▶ **What is required**
From the listing below, pull out the lines that hold "ease".

Dataset rows:
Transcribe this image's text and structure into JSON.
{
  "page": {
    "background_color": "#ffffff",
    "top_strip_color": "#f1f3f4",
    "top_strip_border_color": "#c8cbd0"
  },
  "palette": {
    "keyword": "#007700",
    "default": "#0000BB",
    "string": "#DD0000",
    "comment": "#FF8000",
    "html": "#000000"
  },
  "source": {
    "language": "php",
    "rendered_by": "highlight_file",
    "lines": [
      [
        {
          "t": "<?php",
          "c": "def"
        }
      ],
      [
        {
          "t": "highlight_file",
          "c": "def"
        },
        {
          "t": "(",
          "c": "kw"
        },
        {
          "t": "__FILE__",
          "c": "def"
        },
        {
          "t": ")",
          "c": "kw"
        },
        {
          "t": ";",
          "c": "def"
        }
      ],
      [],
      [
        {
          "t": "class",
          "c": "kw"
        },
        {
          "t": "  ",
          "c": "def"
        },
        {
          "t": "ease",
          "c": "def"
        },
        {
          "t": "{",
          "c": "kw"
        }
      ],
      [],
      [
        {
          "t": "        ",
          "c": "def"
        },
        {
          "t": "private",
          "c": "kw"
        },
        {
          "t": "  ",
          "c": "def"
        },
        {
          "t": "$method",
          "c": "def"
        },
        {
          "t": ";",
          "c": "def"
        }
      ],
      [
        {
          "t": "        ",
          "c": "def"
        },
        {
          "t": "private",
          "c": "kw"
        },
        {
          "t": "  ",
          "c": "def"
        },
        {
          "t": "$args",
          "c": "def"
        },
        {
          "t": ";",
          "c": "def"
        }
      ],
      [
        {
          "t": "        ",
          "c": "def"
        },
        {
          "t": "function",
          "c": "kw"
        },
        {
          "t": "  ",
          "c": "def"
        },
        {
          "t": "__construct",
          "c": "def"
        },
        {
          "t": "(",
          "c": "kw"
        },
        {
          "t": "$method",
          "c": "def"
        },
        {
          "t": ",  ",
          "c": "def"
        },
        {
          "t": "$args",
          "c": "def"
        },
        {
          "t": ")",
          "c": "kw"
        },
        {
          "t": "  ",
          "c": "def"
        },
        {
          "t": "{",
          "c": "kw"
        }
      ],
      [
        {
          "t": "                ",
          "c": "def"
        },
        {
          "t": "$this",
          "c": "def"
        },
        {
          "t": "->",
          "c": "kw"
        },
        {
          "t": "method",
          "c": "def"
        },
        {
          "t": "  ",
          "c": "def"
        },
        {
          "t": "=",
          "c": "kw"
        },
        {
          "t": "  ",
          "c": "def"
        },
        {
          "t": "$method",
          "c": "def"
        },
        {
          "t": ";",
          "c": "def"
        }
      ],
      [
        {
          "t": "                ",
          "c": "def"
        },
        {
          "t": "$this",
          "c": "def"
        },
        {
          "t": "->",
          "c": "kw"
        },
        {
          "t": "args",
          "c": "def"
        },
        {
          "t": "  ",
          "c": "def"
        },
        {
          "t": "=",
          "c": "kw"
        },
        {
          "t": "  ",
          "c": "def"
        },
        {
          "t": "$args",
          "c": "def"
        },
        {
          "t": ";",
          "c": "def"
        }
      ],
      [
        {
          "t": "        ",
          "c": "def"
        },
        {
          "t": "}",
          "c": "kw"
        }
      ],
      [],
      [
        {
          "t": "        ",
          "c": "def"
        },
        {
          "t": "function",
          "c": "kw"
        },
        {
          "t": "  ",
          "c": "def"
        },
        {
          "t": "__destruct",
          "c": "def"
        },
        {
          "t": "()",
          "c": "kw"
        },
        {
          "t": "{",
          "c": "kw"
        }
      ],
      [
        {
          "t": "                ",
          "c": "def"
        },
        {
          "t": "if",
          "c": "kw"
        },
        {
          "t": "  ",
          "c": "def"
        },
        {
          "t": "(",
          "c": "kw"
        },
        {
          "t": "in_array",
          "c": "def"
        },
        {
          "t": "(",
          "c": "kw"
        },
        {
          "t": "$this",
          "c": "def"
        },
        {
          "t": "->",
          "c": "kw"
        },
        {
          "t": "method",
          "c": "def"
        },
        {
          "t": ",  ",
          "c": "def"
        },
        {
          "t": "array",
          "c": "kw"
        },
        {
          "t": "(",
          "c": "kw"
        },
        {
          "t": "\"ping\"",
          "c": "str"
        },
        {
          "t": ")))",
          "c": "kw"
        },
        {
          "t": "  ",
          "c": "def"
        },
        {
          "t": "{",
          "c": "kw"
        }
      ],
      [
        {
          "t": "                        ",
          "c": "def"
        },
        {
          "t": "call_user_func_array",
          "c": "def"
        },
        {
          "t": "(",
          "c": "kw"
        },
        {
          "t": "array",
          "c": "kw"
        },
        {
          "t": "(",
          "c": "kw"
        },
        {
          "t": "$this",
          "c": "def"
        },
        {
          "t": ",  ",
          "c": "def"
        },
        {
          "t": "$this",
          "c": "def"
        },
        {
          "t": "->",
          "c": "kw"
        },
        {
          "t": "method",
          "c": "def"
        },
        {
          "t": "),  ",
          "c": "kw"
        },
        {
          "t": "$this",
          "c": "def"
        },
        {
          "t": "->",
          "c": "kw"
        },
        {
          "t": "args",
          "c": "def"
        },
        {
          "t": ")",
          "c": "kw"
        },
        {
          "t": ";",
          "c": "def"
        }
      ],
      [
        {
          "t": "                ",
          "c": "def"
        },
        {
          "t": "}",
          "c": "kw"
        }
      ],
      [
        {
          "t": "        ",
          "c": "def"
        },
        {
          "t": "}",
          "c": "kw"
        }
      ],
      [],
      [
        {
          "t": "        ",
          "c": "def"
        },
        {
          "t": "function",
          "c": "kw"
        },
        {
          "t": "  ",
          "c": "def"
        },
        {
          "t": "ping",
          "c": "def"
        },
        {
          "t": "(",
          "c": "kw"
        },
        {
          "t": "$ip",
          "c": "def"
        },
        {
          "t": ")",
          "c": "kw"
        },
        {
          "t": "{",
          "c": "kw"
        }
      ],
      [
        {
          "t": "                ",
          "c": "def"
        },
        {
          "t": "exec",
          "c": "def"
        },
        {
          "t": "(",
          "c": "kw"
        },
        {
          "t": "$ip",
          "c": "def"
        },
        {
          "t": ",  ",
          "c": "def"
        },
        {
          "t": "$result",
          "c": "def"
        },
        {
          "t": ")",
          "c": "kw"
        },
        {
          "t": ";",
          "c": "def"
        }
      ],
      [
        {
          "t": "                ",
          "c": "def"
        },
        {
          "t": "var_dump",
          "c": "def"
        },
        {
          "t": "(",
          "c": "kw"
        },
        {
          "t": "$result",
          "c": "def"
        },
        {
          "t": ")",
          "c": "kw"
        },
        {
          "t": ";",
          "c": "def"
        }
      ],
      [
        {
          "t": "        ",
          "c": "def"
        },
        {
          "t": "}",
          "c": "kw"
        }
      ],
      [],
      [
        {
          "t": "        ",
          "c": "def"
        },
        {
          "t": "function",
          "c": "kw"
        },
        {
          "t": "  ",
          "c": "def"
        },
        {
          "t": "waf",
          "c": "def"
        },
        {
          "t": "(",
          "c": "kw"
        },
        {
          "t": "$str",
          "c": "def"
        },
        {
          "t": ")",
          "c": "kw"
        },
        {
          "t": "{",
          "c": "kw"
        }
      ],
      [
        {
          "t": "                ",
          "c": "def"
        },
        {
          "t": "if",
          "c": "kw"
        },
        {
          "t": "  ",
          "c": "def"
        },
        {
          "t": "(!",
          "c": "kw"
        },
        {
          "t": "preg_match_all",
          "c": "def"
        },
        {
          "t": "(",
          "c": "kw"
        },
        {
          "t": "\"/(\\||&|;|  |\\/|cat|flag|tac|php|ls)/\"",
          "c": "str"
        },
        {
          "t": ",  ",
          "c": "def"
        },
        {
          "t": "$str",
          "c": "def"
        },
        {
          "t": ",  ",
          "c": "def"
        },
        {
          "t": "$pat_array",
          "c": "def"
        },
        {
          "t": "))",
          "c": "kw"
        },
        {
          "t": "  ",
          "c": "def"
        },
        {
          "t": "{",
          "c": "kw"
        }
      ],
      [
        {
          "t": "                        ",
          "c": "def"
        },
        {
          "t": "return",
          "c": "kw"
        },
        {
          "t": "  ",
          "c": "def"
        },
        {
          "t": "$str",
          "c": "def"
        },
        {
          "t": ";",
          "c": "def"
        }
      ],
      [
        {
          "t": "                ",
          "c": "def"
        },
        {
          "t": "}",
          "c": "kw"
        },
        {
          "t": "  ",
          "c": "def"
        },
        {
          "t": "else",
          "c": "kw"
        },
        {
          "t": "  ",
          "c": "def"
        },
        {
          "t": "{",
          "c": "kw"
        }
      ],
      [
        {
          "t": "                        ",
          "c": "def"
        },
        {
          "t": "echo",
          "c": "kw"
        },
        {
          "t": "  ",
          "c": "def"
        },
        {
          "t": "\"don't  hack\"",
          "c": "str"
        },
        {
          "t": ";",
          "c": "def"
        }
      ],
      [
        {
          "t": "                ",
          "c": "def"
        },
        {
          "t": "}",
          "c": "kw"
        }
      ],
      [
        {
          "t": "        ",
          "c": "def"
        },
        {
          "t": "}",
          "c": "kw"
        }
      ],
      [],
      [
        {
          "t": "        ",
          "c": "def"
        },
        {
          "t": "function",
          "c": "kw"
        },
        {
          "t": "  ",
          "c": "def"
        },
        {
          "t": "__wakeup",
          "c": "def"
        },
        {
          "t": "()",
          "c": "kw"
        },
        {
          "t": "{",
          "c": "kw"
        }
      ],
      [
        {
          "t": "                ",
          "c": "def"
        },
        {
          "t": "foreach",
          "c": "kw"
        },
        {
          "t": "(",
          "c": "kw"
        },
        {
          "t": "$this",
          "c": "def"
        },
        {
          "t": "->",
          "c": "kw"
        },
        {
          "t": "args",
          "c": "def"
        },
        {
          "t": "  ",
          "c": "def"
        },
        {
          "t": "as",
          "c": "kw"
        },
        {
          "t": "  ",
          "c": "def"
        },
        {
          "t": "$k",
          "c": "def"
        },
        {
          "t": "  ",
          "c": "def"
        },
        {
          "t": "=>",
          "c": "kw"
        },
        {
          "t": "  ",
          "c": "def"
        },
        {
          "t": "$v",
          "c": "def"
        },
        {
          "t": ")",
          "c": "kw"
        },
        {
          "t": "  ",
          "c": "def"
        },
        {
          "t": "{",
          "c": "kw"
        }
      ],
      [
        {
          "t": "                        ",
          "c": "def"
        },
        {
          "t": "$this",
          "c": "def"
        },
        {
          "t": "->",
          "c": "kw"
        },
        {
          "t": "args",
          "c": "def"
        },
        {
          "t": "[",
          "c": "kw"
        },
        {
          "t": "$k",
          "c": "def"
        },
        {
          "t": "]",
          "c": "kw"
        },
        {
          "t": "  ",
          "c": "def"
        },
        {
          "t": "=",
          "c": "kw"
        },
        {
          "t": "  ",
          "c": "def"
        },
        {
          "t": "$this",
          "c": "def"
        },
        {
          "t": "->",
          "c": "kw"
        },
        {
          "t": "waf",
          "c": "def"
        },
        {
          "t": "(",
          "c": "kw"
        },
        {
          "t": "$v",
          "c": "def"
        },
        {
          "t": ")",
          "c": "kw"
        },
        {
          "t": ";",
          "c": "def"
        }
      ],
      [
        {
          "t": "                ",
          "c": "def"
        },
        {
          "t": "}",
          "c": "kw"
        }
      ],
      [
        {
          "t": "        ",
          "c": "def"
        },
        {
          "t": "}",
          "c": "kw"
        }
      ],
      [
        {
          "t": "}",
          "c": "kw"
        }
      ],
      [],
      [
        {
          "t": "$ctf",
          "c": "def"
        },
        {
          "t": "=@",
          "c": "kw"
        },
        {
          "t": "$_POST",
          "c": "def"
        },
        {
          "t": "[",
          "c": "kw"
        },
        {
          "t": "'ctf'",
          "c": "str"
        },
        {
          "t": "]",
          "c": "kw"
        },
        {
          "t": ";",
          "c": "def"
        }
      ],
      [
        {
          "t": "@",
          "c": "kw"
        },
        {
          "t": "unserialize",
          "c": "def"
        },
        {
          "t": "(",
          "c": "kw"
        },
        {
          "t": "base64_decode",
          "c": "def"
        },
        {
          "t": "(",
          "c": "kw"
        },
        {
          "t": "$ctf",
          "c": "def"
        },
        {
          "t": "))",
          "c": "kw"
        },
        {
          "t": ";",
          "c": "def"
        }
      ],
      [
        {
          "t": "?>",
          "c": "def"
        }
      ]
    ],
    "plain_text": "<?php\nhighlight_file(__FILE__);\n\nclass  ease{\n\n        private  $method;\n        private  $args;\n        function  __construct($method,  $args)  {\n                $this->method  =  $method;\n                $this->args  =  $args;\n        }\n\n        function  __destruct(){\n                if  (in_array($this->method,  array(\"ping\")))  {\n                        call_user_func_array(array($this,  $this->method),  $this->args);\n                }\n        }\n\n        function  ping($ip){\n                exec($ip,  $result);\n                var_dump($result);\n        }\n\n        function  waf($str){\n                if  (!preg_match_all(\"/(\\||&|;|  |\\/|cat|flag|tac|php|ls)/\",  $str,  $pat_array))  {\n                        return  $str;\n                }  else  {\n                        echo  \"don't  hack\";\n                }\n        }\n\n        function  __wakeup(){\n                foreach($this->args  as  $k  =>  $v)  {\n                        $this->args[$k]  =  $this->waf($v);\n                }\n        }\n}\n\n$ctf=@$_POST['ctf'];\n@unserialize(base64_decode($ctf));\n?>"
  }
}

▶ **Solution for this task**
          "t": "ease",
    "plain_text": "<?php\nhighlight_file(__FILE__);\n\nclass  ease{\n\n        private  $method;\n        private  $args;\n        function  __construct($method,  $args)  {\n                $this->method  =  $method;\n                $this->args  =  $args;\n        }\n\n        function  __destruct(){\n                if  (in_array($this->method,  array(\"ping\")))  {\n                        call_user_func_array(array($this,  $this->method),  $this->args);\n                }\n        }\n\n        function  ping($ip){\n                exec($ip,  $result);\n                var_dump($result);\n        }\n\n        function  waf($str){\n                if  (!preg_match_all(\"/(\\||&|;|  |\\/|cat|flag|tac|php|ls)/\",  $str,  $pat_array))  {\n                        return  $str;\n                }  else  {\n                        echo  \"don't  hack\";\n                }\n        }\n\n        function  __wakeup(){\n                foreach($this->args  as  $k  =>  $v)  {\n                        $this->args[$k]  =  $this->waf($v);\n                }\n        }\n}\n\n$ctf=@$_POST['ctf'];\n@unserialize(base64_decode($ctf));\n?>"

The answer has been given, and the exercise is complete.